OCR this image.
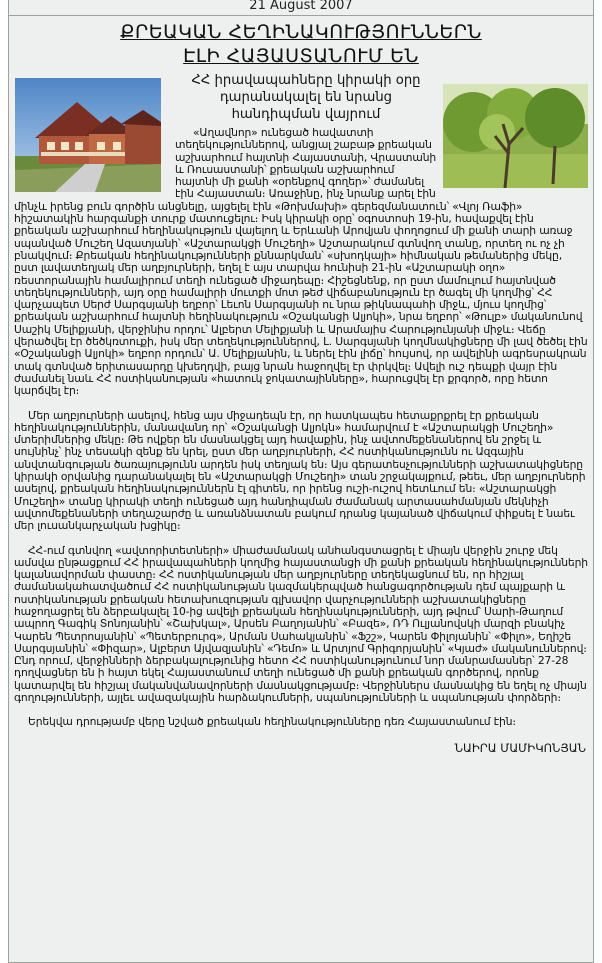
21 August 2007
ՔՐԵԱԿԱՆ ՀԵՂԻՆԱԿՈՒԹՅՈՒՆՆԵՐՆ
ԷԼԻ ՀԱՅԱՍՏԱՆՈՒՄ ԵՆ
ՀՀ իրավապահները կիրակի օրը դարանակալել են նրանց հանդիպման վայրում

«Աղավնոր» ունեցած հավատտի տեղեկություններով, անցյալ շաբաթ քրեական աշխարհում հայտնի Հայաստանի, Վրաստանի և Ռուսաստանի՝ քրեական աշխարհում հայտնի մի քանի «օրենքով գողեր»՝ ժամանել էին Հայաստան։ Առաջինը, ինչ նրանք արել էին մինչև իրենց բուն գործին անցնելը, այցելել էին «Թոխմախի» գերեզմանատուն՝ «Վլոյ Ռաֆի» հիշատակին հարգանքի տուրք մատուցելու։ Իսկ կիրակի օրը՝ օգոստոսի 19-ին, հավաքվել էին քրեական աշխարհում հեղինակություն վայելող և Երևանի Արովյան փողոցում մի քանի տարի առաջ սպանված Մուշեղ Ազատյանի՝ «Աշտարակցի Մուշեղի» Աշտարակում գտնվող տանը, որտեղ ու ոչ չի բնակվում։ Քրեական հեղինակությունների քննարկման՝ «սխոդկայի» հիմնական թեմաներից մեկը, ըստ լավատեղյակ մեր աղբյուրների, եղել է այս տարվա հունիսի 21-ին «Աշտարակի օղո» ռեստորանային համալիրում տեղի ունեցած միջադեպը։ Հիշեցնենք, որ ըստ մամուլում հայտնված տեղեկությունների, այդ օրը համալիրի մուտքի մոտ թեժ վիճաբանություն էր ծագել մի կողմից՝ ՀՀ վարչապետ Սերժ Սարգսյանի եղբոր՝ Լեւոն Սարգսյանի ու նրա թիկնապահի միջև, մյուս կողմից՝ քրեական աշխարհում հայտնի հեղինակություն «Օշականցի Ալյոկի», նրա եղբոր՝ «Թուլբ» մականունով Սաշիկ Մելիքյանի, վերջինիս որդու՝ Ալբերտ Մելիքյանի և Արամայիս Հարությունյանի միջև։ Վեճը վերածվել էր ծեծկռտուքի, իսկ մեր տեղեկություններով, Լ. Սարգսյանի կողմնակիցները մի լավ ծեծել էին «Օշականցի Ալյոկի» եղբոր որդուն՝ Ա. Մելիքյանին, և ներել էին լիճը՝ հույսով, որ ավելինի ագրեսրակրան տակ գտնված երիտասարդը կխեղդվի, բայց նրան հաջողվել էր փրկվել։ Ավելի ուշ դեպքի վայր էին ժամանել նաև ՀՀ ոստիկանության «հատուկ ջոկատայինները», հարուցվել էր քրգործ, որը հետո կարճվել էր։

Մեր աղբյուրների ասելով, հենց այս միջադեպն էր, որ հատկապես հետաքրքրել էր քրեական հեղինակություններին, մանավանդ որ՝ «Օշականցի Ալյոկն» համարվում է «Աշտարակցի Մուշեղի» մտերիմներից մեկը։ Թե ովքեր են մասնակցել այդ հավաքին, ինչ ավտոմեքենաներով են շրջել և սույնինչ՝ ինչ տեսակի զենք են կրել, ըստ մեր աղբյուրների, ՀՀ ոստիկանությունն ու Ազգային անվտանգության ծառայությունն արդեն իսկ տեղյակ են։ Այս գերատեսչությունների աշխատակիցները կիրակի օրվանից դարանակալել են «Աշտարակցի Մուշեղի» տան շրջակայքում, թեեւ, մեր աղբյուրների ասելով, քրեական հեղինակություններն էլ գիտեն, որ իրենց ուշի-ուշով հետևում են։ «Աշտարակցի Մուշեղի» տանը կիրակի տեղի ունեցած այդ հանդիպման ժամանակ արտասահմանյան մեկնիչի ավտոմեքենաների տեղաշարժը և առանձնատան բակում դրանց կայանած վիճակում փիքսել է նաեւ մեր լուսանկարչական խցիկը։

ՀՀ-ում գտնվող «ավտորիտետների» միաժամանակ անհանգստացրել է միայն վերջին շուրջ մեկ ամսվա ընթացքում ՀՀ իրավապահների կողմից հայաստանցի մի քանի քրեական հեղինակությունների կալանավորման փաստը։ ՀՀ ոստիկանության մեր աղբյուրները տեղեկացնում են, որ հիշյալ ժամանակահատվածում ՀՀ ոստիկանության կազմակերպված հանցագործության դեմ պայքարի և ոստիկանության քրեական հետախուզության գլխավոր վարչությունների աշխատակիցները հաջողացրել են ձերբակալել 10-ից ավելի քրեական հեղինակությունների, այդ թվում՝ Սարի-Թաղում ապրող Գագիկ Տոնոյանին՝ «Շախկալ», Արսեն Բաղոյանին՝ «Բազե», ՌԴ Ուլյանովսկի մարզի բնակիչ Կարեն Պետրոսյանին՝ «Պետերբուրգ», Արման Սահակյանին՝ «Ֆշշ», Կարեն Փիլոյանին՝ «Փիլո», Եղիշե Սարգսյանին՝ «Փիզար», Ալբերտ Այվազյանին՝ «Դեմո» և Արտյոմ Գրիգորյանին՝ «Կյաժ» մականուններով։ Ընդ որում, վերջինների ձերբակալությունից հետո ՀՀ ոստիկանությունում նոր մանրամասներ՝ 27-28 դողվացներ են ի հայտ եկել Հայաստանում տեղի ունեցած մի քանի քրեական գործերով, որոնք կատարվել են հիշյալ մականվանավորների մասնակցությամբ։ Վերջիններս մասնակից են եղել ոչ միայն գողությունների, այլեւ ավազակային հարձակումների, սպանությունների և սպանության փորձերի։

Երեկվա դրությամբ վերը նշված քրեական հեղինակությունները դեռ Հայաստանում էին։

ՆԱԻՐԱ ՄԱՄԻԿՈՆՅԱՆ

▶ Exercise
Retype the entries word for word. Omit any images.

▶ Final answer
OCR this image.
21 August 2007
ՔՐԵԱԿԱՆ ՀԵՂԻՆԱԿՈՒԹՅՈՒՆՆԵՐՆ
ԷԼԻ ՀԱՅԱՍՏԱՆՈՒՄ ԵՆ
ՀՀ իրավապահները կիրակի օրը դարանակալել են նրանց հանդիպման վայրում

«Աղավնոր» ունեցած հավատտի տեղեկություններով, անցյալ շաբաթ քրեական աշխարհում հայտնի Հայաստանի, Վրաստանի և Ռուսաստանի՝ քրեական աշխարհում հայտնի մի քանի «օրենքով գողեր»՝ ժամանել էին Հայաստան։ Առաջինը, ինչ նրանք արել էին մինչև իրենց բուն գործին անցնելը, այցելել էին «Թոխմախի» գերեզմանատուն՝ «Վլոյ Ռաֆի» հիշատակին հարգանքի տուրք մատուցելու։ Իսկ կիրակի օրը՝ օգոստոսի 19-ին, հավաքվել էին քրեական աշխարհում հեղինակություն վայելող և Երևանի Արովյան փողոցում մի քանի տարի առաջ սպանված Մուշեղ Ազատյանի՝ «Աշտարակցի Մուշեղի» Աշտարակում գտնվող տանը, որտեղ ու ոչ չի բնակվում։ Քրեական հեղինակությունների քննարկման՝ «սխոդկայի» հիմնական թեմաներից մեկը, ըստ լավատեղյակ մեր աղբյուրների, եղել է այս տարվա հունիսի 21-ին «Աշտարակի օղո» ռեստորանային համալիրում տեղի ունեցած միջադեպը։ Հիշեցնենք, որ ըստ մամուլում հայտնված տեղեկությունների, այդ օրը համալիրի մուտքի մոտ թեժ վիճաբանություն էր ծագել մի կողմից՝ ՀՀ վարչապետ Սերժ Սարգսյանի եղբոր՝ Լեւոն Սարգսյանի ու նրա թիկնապահի միջև, մյուս կողմից՝ քրեական աշխարհում հայտնի հեղինակություն «Օշականցի Ալյոկի», նրա եղբոր՝ «Թուլբ» մականունով Սաշիկ Մելիքյանի, վերջինիս որդու՝ Ալբերտ Մելիքյանի և Արամայիս Հարությունյանի միջև։ Վեճը վերածվել էր ծեծկռտուքի, իսկ մեր տեղեկություններով, Լ. Սարգսյանի կողմնակիցները մի լավ ծեծել էին «Օշականցի Ալյոկի» եղբոր որդուն՝ Ա. Մելիքյանին, և ներել էին լիճը՝ հույսով, որ ավելինի ագրեսրակրան տակ գտնված երիտասարդը կխեղդվի, բայց նրան հաջողվել էր փրկվել։ Ավելի ուշ դեպքի վայր էին ժամանել նաև ՀՀ ոստիկանության «հատուկ ջոկատայինները», հարուցվել էր քրգործ, որը հետո կարճվել էր։

Մեր աղբյուրների ասելով, հենց այս միջադեպն էր, որ հատկապես հետաքրքրել էր քրեական հեղինակություններին, մանավանդ որ՝ «Օշականցի Ալյոկն» համարվում է «Աշտարակցի Մուշեղի» մտերիմներից մեկը։ Թե ովքեր են մասնակցել այդ հավաքին, ինչ ավտոմեքենաներով են շրջել և սույնինչ՝ ինչ տեսակի զենք են կրել, ըստ մեր աղբյուրների, ՀՀ ոստիկանությունն ու Ազգային անվտանգության ծառայությունն արդեն իսկ տեղյակ են։ Այս գերատեսչությունների աշխատակիցները կիրակի օրվանից դարանակալել են «Աշտարակցի Մուշեղի» տան շրջակայքում, թեեւ, մեր աղբյուրների ասելով, քրեական հեղինակություններն էլ գիտեն, որ իրենց ուշի-ուշով հետևում են։ «Աշտարակցի Մուշեղի» տանը կիրակի տեղի ունեցած այդ հանդիպման ժամանակ արտասահմանյան մեկնիչի ավտոմեքենաների տեղաշարժը և առանձնատան բակում դրանց կայանած վիճակում փիքսել է նաեւ մեր լուսանկարչական խցիկը։

ՀՀ-ում գտնվող «ավտորիտետների» միաժամանակ անհանգստացրել է միայն վերջին շուրջ մեկ ամսվա ընթացքում ՀՀ իրավապահների կողմից հայաստանցի մի քանի քրեական հեղինակությունների կալանավորման փաստը։ ՀՀ ոստիկանության մեր աղբյուրները տեղեկացնում են, որ հիշյալ ժամանակահատվածում ՀՀ ոստիկանության կազմակերպված հանցագործության դեմ պայքարի և ոստիկանության քրեական հետախուզության գլխավոր վարչությունների աշխատակիցները հաջողացրել են ձերբակալել 10-ից ավելի քրեական հեղինակությունների, այդ թվում՝ Սարի-Թաղում ապրող Գագիկ Տոնոյանին՝ «Շախկալ», Արսեն Բաղոյանին՝ «Բազե», ՌԴ Ուլյանովսկի մարզի բնակիչ Կարեն Պետրոսյանին՝ «Պետերբուրգ», Արման Սահակյանին՝ «Ֆշշ», Կարեն Փիլոյանին՝ «Փիլո», Եղիշե Սարգսյանին՝ «Փիզար», Ալբերտ Այվազյանին՝ «Դեմո» և Արտյոմ Գրիգորյանին՝ «Կյաժ» մականուններով։ Ընդ որում, վերջինների ձերբակալությունից հետո ՀՀ ոստիկանությունում նոր մանրամասներ՝ 27-28 դողվացներ են ի հայտ եկել Հայաստանում տեղի ունեցած մի քանի քրեական գործերով, որոնք կատարվել են հիշյալ մականվանավորների մասնակցությամբ։ Վերջիններս մասնակից են եղել ոչ միայն գողությունների, այլեւ ավազակային հարձակումների, սպանությունների և սպանության փորձերի։

Երեկվա դրությամբ վերը նշված քրեական հեղինակությունները դեռ Հայաստանում էին։

ՆԱԻՐԱ ՄԱՄԻԿՈՆՅԱՆ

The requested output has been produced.